▸ Page:
* Start *
The History of Judaism Area concentrates on Jewish thought, from antiquity to present. Midrash and piyyut, biblical interpretation and belles-lettres, Sufism and Kabbalah, philosophy and theology—these are the main subjects that we explore, in historical and hermeneutical context. The main focus is textual, the study of ideas as they emerge in the vast and varied literary production of the Jews throughout time.

Although students are required to gain expertise in one historical period and geographical realm, they are encouraged to acquire a sense of the development of ideas through the areas, from Biblical to Second Temple, Hellenistic and Rabbinic Judaism, into the Medieval period—in the Islamic world and Christian Europe—into Modern times, in Germany, France, Italy, Israel, and America.

  • History of Religions. 

The History of Religions Area approaches religion as an exclusively human phenomenon, via the methods of social sciences and the humanities. The Area is concerned to theorize at a high level of generalization, informed by broadly comparative and empirical research, and to carry out high-level empirical research informed by theoretical reflection. It pays self-conscious and explicit attention to problems of epistemology, terminology, category formation, method and motive. Irreverent by temperament and sometimes on principle, it insists that:

  1. The Western monotheisms should not be the only paradigms and/or objects of legitimate study,
  2. Religion cannot be reduced to belief, but also includes issues of practices, institutions, communities, habitus and other factors that often operate below the level of consciousness, and
  3. Interpretation involves critical probing and systematic interrogation of the idealized self-representations of any religious phenomenon.
* End *
▸ Source excerpt:
* Start *
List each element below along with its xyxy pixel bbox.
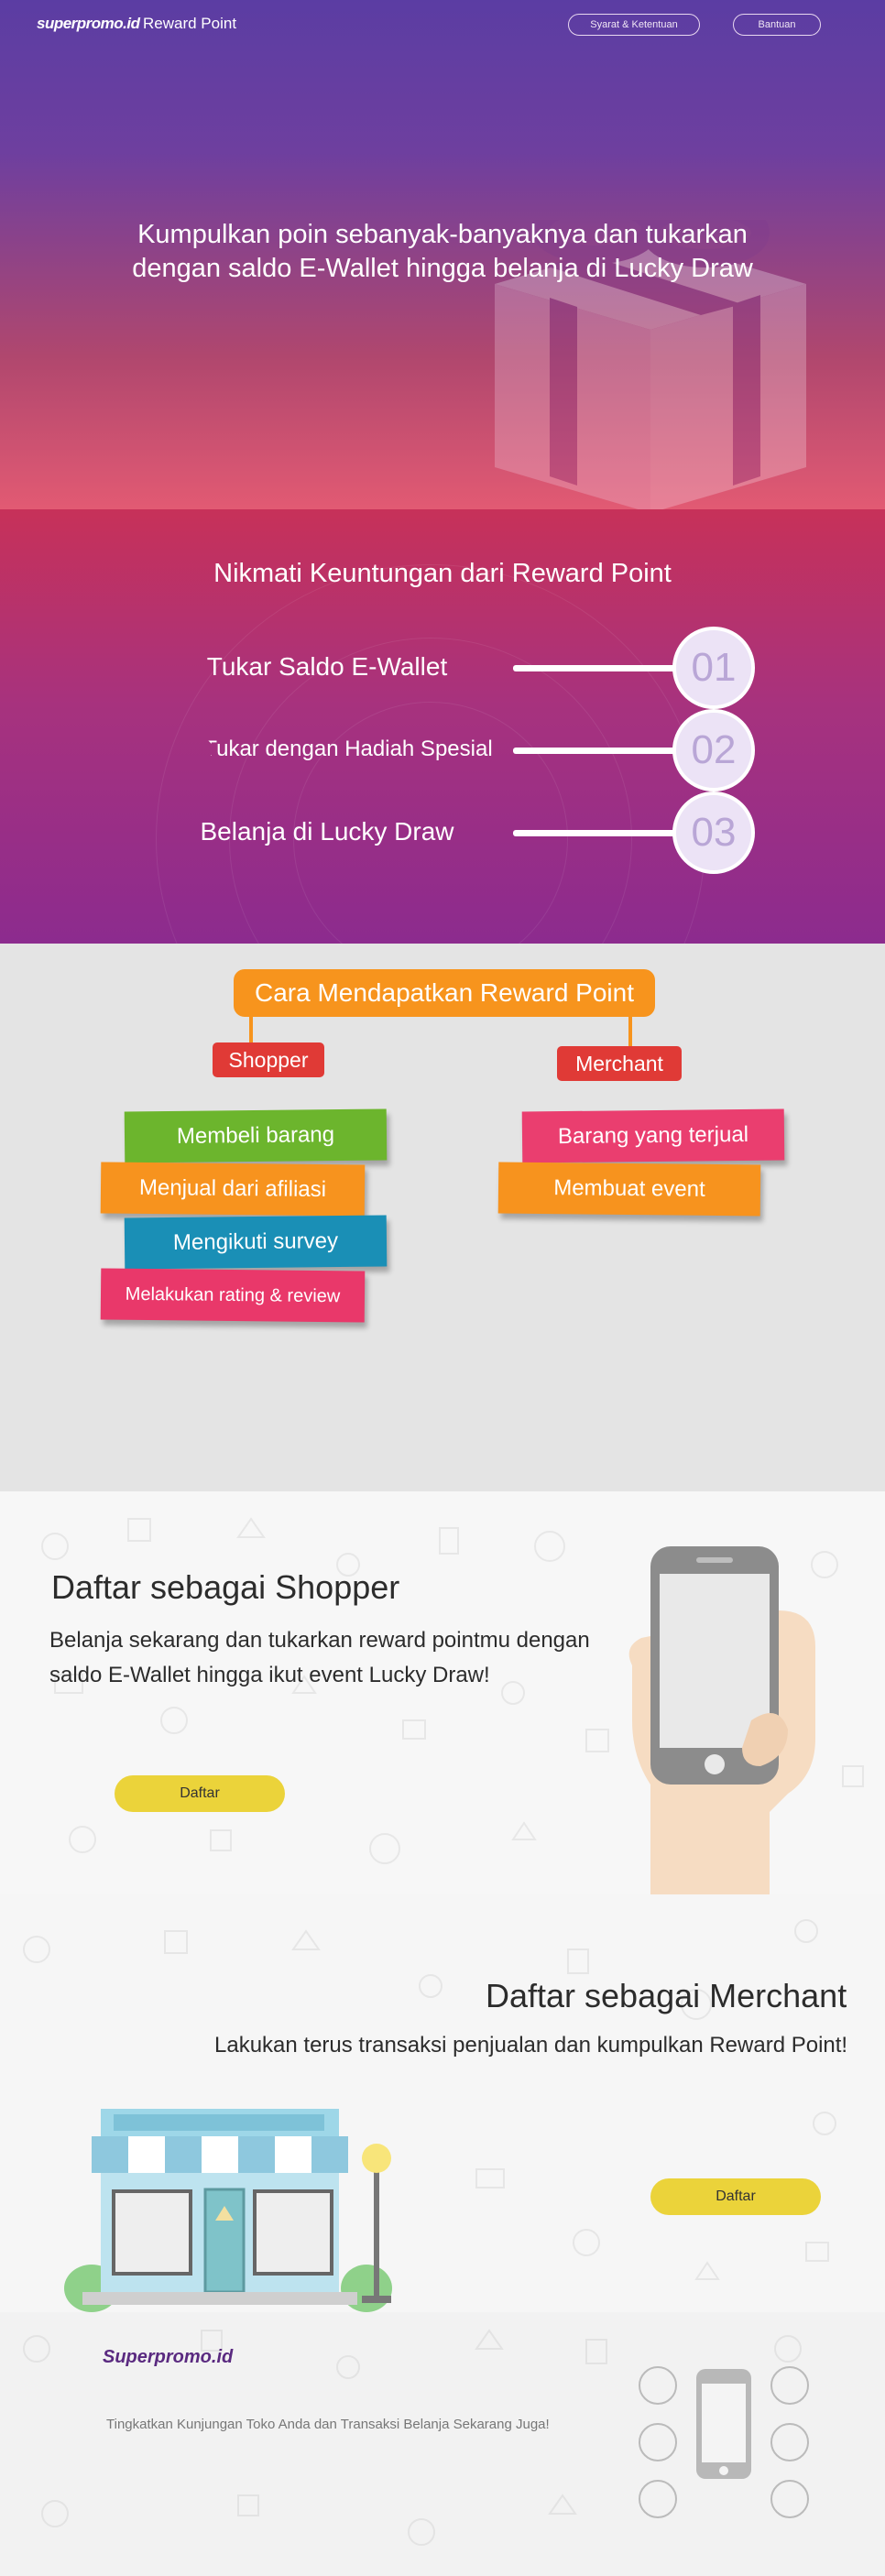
* End *
▸ What you need to do:
a) In the description of the History of Judaism and History of Religions areas, how does the History of Religions Area approach religion?
b) Continue the description of the History of Judaism and History of Religions areas, starting right after its final sentence.

▸ Answers in order:
a) It approaches religion as an exclusively human phenomenon, via the methods of the social sciences and the humanities.

b)
Those who work within the History of Religions are expected to become thoroughly acquainted with the development of the History of Religions as an academic discipline, and to have a sophisticated understanding of the theories and methods that are relevant to contemporary research in the field. Each student must deal creatively with the tension that results from an emphasis on the importance of historically contextualized studies on the one hand, and of wide-ranging theoretical and comparative research on the other.

Students in the History of Religions develop a special expertise in the study of at least one particular religious tradition. This involves learning to read and/or speak the relevant language (or languages) and becoming familiar with the relevant historical and cultural background. In addition, each student is expected to become informed about a variety of other religious traditions, both historical and contemporary.

  • Islamic Studies

The Islamic Studies Area engages in the study of Islam as a textual tradition inscribed in history and particular cultural contexts.  The Area seeks to provide an introduction to and specialization in Islam through a large variety of expressions (literary, poetic, social, and political), and through a variety of methods (literary criticism, hermeneutics, history, sociology, and anthropology).  The Area offers opportunities to specialize in fields that include Qur'anic Studies, Sufi Literature, Islamic Law and Theology, and Islamic Philosophy.

  • Philosophy of Religions

The Philosophy of Religions Area considers philosophical issues arising from various religious beliefs and practices, and from critical reflection upon then.  Work in this Area requires historical understanding of the discipline as it developed in the West, but students also specialize in the philosophical thought of a non-Western religious tradition, as well as do constructive philosophical work that draws upon the resources of more than one tradition.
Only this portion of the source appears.